* start EXTRACTED ENTRIES *

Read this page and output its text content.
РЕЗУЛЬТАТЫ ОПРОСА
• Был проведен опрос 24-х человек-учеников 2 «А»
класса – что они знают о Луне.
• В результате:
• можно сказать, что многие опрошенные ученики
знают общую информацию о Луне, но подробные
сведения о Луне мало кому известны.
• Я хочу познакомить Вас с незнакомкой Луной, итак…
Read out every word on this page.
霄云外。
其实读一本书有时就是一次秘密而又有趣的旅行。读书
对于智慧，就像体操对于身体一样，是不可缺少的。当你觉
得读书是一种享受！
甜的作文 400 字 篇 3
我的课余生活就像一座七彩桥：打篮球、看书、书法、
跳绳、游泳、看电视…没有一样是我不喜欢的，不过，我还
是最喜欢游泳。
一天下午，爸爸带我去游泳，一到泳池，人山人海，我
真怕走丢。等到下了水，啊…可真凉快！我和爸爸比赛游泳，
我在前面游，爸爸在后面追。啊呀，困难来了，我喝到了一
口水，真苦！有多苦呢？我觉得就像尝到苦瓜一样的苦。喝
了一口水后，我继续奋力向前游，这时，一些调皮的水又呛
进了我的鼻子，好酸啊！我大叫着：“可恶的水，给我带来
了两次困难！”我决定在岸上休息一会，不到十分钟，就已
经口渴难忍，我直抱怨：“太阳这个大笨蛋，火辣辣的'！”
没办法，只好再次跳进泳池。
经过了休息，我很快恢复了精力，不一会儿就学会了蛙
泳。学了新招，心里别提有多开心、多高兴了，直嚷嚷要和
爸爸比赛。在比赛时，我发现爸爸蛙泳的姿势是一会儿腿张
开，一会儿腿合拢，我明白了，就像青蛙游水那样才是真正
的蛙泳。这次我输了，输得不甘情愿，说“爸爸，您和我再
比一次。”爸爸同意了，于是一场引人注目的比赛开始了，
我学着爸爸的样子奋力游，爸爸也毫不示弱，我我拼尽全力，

* end EXTRACTED ENTRIES *
* start EXTRACTED ENTRIES *

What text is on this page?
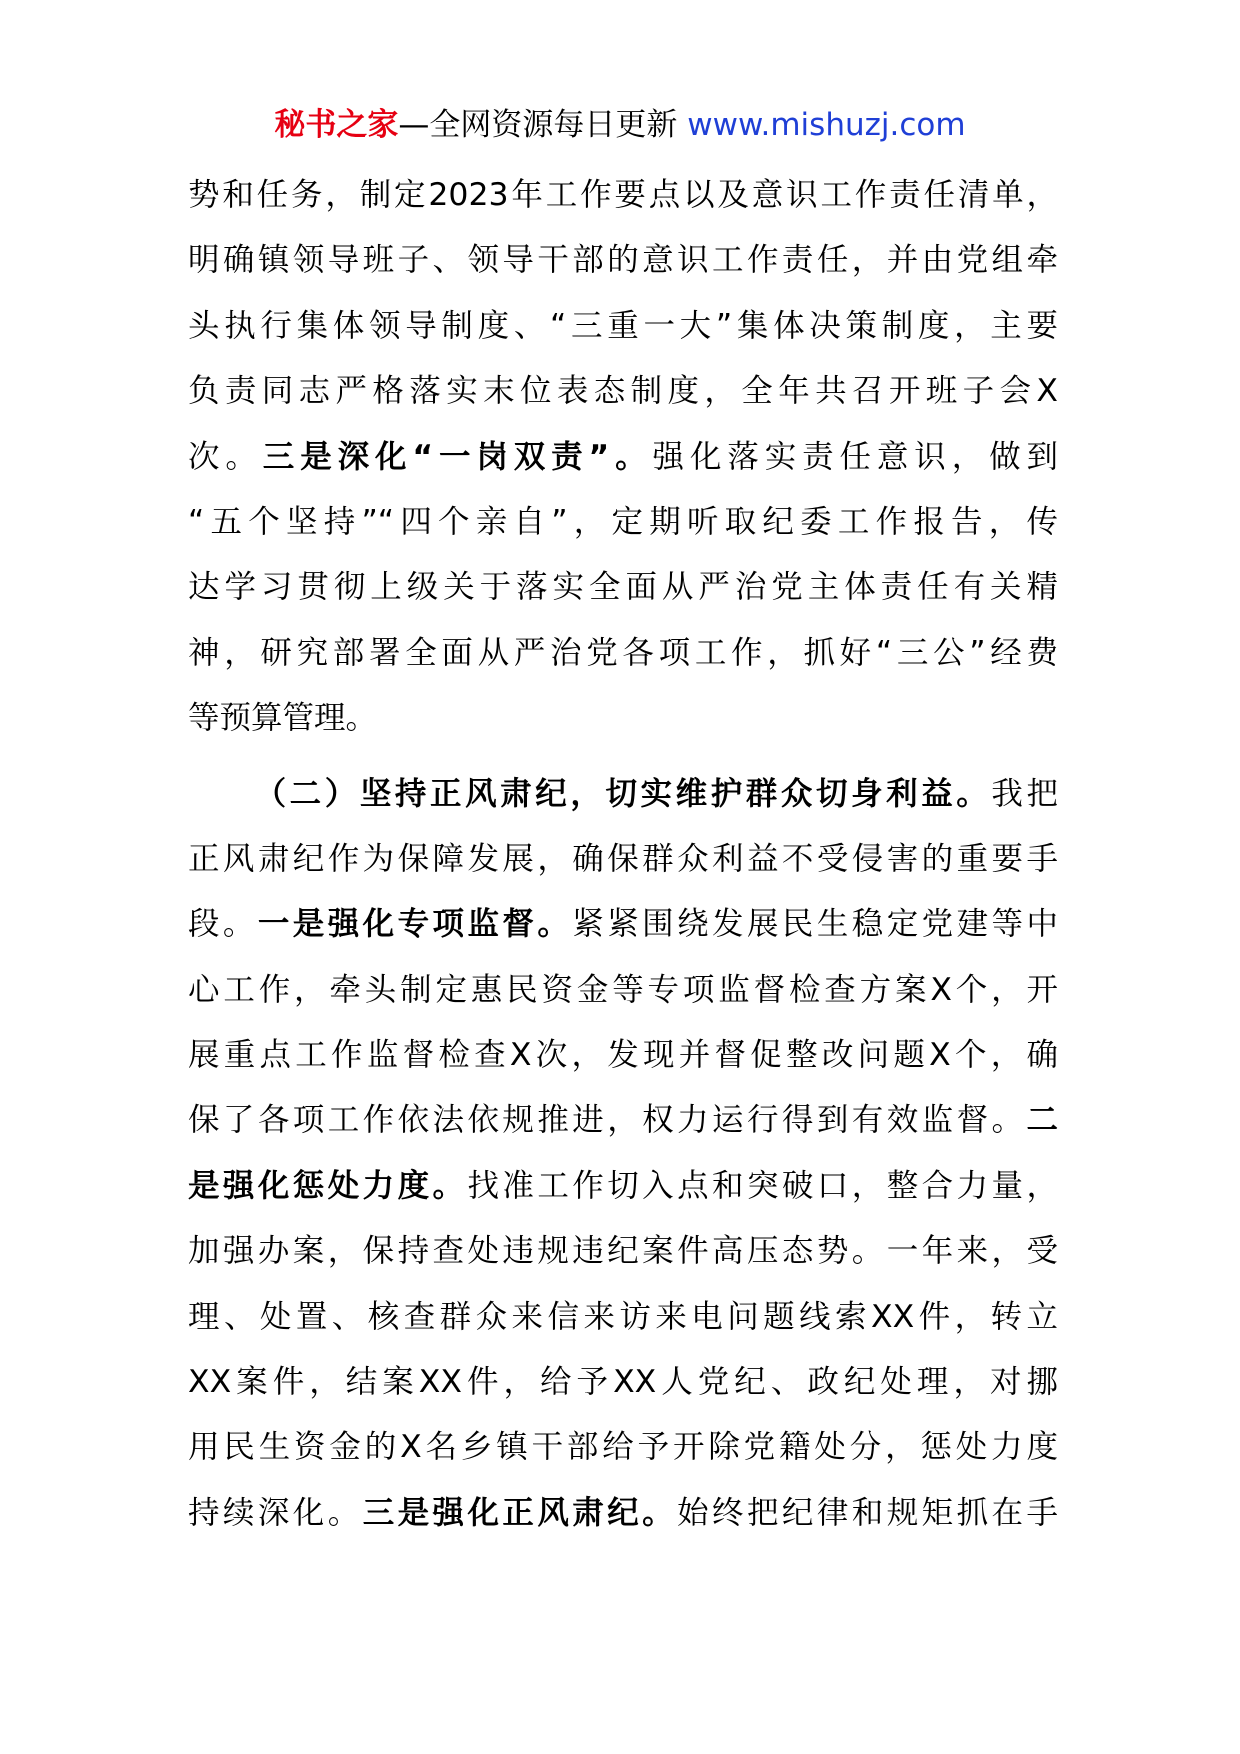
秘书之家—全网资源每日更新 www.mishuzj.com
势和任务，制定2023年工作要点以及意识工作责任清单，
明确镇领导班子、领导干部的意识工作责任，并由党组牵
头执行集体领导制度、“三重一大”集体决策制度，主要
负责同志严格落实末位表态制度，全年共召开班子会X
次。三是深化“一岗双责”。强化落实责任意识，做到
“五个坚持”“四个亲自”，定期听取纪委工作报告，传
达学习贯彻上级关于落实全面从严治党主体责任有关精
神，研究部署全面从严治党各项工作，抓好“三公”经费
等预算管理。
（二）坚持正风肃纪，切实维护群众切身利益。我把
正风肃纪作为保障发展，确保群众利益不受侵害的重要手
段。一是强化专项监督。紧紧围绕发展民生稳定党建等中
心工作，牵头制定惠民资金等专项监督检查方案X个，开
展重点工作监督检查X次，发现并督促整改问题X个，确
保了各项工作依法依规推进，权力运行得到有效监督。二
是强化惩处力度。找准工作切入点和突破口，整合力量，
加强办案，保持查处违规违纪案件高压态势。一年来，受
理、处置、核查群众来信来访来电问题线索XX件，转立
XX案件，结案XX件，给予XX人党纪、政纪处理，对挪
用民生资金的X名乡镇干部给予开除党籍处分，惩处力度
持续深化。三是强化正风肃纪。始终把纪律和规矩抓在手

* end EXTRACTED ENTRIES *

TASK STATEMENT: Extract every line that has the string "page" in it.

EXERCISE RESPONSE:
Read this page and output its text content.
Read out every word on this page.
What text is on this page?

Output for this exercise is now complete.